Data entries
※ ※ ※
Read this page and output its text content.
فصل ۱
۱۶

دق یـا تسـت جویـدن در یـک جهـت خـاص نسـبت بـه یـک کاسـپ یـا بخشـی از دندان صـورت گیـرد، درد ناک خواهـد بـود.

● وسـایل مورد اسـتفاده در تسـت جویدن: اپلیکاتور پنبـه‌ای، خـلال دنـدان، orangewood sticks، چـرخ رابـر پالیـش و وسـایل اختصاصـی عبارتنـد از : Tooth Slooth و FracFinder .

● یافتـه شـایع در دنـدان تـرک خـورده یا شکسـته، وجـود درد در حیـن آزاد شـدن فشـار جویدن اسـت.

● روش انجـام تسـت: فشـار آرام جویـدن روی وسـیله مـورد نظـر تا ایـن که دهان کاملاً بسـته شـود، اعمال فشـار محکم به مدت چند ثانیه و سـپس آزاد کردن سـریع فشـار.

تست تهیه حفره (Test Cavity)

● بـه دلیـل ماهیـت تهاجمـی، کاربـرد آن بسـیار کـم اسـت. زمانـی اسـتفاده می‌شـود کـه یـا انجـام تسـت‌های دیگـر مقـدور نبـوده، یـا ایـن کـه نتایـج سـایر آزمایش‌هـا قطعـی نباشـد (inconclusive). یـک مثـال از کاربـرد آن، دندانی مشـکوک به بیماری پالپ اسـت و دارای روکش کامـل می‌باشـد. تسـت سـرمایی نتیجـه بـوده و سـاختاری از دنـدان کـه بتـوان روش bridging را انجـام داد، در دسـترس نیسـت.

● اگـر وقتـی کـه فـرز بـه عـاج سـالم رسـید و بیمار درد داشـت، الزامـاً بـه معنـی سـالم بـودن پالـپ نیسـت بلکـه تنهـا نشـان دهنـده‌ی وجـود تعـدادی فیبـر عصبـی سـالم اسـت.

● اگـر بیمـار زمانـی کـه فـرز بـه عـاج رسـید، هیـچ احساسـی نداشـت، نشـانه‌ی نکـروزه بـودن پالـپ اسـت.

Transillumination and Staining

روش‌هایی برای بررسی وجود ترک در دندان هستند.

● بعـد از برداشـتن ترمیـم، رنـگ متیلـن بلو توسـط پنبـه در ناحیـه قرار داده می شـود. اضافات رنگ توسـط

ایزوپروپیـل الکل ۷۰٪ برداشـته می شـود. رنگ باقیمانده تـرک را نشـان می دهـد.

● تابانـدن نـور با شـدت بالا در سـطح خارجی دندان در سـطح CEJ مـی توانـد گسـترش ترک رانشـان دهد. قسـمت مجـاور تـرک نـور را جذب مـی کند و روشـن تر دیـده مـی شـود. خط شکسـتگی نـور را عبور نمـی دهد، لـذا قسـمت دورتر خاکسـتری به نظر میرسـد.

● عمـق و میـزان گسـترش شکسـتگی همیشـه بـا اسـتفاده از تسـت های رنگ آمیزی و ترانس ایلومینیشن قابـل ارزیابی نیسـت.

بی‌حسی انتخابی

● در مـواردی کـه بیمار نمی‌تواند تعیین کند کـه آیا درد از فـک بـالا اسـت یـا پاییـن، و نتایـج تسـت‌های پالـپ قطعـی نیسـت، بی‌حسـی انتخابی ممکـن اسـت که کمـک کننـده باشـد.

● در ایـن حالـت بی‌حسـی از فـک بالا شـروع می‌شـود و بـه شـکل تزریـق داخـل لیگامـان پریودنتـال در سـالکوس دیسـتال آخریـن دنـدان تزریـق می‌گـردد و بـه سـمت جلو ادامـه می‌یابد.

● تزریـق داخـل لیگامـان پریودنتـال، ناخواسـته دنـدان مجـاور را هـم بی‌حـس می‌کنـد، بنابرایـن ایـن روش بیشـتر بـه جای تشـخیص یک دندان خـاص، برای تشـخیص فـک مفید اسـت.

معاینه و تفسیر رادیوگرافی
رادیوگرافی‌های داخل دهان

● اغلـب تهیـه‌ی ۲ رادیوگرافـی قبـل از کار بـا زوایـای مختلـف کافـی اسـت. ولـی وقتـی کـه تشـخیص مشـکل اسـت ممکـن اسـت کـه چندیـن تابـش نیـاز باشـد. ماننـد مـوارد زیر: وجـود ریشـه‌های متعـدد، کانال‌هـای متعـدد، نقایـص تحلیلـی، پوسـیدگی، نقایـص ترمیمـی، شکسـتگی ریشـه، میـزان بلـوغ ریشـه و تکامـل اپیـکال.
※ ※ ※
> _Do this_: Return each full line of the entries that contains the word "شکسـتگی".

> _Full solution_:
● تابانـدن نـور با شـدت بالا در سـطح خارجی دندان در سـطح CEJ مـی توانـد گسـترش ترک رانشـان دهد. قسـمت مجـاور تـرک نـور را جذب مـی کند و روشـن تر دیـده مـی شـود. خط شکسـتگی نـور را عبور نمـی دهد، لـذا قسـمت دورتر خاکسـتری به نظر میرسـد.
● عمـق و میـزان گسـترش شکسـتگی همیشـه بـا اسـتفاده از تسـت های رنگ آمیزی و ترانس ایلومینیشن قابـل ارزیابی نیسـت.
● اغلـب تهیـه‌ی ۲ رادیوگرافـی قبـل از کار بـا زوایـای مختلـف کافـی اسـت. ولـی وقتـی کـه تشـخیص مشـکل اسـت ممکـن اسـت کـه چندیـن تابـش نیـاز باشـد. ماننـد مـوارد زیر: وجـود ریشـه‌های متعـدد، کانال‌هـای متعـدد، نقایـص تحلیلـی، پوسـیدگی، نقایـص ترمیمـی، شکسـتگی ریشـه، میـزان بلـوغ ریشـه و تکامـل اپیـکال.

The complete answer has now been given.